▶ **Written problem**
Copy out each line of the listing that has the word "JSON" in it.
=== Available records ===
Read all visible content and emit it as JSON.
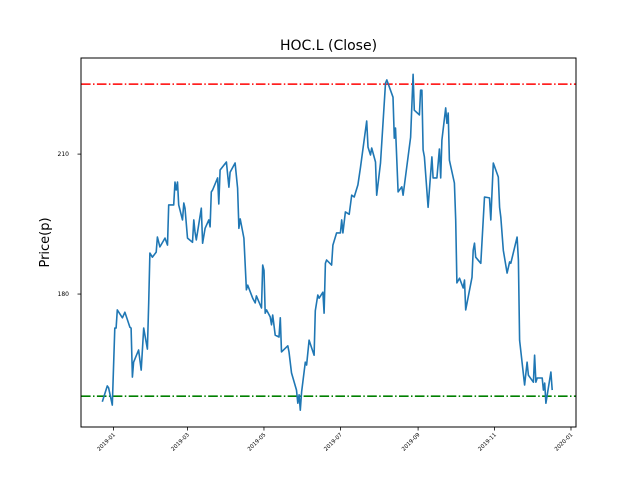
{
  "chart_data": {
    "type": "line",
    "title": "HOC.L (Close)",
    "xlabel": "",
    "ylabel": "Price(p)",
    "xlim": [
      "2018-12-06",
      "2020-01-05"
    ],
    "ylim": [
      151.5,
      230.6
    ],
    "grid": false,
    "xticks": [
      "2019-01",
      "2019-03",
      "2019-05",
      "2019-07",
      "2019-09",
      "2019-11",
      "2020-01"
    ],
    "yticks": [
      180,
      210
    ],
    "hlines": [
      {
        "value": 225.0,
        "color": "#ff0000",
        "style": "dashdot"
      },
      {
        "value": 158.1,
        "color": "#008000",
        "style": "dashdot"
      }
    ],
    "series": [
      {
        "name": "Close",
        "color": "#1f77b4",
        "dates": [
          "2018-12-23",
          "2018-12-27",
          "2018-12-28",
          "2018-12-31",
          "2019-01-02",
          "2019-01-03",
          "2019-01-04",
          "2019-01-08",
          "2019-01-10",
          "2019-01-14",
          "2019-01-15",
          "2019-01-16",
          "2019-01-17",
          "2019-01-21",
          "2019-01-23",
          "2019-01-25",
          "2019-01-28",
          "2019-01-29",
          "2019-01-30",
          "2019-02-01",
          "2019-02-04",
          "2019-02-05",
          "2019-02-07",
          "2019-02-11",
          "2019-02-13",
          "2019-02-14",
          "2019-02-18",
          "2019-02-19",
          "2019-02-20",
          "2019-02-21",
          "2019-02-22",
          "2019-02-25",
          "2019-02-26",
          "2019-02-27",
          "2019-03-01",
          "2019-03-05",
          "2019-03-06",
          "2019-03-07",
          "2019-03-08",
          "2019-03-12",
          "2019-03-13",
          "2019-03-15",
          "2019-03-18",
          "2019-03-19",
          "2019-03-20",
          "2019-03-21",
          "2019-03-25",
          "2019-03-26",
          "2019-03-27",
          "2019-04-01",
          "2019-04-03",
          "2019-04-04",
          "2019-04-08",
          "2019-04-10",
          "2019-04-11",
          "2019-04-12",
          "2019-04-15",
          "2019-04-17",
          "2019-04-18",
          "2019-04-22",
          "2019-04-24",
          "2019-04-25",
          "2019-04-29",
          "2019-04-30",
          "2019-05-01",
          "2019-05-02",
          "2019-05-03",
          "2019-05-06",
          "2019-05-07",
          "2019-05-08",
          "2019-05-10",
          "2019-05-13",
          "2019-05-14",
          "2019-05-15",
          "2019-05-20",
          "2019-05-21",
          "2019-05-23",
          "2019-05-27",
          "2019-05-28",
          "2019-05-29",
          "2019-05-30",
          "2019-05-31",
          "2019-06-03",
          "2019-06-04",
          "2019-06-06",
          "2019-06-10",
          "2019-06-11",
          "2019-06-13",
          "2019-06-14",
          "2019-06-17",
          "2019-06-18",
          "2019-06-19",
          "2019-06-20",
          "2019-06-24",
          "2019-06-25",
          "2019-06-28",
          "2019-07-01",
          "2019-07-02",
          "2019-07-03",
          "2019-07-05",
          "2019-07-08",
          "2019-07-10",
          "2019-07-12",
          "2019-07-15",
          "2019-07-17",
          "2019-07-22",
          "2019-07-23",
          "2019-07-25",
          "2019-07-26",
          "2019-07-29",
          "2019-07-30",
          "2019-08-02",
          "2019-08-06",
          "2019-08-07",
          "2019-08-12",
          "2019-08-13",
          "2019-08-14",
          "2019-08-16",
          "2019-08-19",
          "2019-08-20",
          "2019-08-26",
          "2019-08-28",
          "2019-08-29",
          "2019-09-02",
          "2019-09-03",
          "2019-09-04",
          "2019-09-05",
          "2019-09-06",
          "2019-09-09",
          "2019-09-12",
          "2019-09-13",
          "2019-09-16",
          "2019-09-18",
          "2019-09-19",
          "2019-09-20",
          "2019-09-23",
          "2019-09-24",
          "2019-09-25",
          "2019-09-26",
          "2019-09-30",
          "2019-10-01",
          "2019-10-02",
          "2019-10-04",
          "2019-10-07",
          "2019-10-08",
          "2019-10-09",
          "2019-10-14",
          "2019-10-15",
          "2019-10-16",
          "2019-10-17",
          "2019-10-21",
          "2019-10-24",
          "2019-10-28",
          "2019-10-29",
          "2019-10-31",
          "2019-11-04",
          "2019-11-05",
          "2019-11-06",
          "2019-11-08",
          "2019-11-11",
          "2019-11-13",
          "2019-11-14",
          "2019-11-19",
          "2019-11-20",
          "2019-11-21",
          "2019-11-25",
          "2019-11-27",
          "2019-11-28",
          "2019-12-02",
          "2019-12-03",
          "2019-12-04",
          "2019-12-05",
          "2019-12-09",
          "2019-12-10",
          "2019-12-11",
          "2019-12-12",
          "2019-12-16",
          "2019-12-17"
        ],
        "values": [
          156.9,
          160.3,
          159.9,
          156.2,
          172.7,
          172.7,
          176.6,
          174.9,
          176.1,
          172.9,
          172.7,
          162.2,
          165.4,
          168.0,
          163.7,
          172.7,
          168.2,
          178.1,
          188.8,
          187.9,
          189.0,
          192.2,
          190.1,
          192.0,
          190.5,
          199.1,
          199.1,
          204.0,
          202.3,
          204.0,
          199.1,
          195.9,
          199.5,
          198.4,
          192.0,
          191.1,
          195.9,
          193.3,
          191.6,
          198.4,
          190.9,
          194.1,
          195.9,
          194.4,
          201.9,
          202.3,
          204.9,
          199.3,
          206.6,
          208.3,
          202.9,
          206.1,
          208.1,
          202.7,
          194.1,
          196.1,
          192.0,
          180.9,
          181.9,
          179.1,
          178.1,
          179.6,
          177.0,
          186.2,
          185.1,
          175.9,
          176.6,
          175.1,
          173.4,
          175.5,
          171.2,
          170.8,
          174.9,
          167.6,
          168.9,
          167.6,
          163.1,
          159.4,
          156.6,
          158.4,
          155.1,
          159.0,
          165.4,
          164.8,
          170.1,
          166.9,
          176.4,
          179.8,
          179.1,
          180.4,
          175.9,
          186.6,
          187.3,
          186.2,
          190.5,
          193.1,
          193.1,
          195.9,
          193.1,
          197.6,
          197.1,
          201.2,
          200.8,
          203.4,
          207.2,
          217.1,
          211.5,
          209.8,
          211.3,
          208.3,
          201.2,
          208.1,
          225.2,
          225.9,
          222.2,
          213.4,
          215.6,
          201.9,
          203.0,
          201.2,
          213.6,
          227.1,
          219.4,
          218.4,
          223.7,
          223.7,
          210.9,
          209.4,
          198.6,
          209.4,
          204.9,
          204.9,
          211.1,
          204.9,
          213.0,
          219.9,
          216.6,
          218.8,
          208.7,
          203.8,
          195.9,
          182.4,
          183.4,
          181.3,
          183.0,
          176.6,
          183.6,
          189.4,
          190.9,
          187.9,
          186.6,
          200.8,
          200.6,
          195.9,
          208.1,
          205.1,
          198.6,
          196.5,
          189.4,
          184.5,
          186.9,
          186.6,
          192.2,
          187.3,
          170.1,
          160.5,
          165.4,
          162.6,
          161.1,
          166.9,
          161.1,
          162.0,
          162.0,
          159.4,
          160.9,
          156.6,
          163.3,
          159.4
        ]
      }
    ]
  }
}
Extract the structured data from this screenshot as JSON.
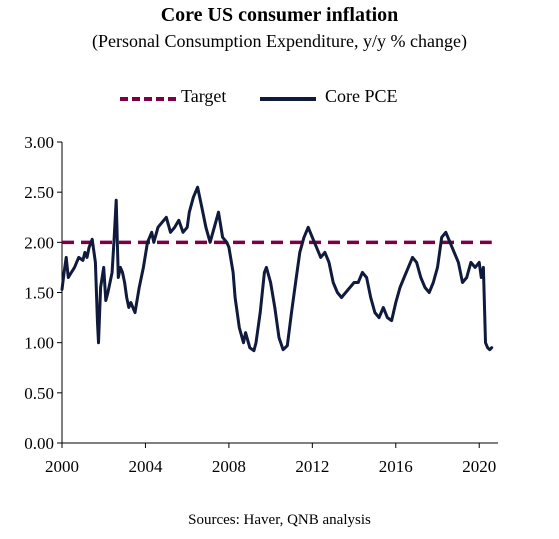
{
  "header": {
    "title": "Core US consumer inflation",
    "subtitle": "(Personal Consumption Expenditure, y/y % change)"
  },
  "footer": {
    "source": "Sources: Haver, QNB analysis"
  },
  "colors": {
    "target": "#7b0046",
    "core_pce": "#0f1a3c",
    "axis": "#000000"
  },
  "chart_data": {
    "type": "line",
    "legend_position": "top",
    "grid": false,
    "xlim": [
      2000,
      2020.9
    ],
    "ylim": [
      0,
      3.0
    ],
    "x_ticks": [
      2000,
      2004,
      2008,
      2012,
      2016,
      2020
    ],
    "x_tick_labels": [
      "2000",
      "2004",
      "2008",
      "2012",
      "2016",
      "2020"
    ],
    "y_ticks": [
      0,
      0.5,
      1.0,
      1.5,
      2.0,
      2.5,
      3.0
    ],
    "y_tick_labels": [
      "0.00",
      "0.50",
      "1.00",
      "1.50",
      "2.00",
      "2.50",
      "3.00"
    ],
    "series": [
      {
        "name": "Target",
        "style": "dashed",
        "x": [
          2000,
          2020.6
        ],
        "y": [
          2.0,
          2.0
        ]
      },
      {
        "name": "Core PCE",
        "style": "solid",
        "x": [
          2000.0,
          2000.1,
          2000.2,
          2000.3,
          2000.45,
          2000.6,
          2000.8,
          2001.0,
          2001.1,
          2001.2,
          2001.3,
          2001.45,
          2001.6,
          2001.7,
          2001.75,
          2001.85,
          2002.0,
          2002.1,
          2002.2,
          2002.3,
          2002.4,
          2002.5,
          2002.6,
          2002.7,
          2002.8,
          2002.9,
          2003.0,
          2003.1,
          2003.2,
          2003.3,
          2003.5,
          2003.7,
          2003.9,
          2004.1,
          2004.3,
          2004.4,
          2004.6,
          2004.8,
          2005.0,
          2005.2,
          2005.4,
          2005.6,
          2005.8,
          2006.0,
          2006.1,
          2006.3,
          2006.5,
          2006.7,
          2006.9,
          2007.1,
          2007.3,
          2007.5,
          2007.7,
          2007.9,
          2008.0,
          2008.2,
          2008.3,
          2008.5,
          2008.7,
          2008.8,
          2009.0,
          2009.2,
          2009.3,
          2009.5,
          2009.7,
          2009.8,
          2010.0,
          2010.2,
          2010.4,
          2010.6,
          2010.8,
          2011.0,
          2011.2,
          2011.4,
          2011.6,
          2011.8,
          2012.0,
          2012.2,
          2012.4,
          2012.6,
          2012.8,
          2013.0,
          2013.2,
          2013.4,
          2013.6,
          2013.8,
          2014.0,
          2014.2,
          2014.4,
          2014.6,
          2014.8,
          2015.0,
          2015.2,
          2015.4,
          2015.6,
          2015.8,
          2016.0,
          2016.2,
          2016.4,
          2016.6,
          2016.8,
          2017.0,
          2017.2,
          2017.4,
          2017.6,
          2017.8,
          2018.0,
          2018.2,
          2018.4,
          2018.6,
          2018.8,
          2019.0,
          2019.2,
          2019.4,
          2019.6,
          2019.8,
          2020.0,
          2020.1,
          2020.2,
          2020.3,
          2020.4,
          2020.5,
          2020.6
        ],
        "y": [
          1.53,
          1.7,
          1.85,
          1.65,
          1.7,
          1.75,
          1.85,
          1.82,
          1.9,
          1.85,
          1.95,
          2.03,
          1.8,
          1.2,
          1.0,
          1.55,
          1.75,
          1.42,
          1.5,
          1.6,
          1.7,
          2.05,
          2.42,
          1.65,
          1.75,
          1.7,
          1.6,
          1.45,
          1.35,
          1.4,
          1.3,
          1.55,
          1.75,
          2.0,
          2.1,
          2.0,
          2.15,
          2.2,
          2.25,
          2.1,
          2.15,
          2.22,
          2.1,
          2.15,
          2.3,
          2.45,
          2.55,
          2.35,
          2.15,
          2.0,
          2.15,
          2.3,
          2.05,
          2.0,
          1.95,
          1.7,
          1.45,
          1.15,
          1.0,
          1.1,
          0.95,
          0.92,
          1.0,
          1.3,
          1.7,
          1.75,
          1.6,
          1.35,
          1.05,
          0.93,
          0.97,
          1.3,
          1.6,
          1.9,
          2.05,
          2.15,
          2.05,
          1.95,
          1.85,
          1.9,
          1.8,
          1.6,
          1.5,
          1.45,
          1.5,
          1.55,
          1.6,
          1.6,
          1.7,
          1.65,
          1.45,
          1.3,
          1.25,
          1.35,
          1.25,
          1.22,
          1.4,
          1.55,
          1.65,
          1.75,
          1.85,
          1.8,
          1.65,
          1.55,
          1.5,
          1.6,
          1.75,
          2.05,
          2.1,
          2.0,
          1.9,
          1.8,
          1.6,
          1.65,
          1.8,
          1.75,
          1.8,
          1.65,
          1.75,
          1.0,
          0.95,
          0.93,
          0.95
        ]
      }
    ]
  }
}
===
▶ **Finished exercise**
Read all visible content and emit it as JSON.
Extract the structured data from this screenshot as JSON.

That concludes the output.